== RECORDS SHOWN

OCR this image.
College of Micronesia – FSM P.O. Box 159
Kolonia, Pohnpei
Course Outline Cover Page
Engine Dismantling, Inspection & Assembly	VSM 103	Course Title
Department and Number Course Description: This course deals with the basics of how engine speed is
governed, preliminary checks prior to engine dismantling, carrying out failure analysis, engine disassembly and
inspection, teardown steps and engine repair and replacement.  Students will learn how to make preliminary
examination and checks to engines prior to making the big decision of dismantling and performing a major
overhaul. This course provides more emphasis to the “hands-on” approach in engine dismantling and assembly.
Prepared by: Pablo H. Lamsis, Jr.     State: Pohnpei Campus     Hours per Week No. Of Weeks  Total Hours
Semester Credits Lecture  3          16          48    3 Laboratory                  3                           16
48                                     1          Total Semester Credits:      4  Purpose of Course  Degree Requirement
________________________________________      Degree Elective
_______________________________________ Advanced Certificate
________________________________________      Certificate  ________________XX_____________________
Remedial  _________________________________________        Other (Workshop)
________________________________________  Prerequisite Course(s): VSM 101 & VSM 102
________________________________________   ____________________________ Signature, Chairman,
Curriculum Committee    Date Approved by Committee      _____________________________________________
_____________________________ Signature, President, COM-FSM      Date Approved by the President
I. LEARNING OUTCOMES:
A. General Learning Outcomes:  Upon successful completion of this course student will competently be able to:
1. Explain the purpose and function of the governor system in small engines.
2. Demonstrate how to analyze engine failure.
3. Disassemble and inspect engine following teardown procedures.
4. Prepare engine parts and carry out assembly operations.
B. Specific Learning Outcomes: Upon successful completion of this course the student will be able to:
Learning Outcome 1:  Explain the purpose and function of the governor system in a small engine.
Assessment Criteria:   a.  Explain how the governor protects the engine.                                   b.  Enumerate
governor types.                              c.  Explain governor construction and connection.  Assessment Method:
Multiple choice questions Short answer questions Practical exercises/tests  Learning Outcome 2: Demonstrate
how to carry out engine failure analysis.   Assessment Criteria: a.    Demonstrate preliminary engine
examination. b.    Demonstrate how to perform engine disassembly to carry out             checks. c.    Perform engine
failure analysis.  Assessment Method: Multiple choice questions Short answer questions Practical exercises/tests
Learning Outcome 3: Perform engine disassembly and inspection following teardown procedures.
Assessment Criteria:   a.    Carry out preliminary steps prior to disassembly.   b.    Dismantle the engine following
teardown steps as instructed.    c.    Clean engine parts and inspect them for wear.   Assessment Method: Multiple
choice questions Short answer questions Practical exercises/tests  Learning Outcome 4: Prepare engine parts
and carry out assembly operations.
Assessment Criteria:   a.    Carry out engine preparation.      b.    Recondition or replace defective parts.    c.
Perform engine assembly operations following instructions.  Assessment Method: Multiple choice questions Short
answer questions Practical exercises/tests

====

◆ TASK PROMPT
Find every line with "steps" in the listing and state how many there are, nothing else.

◆ SOLUTION
3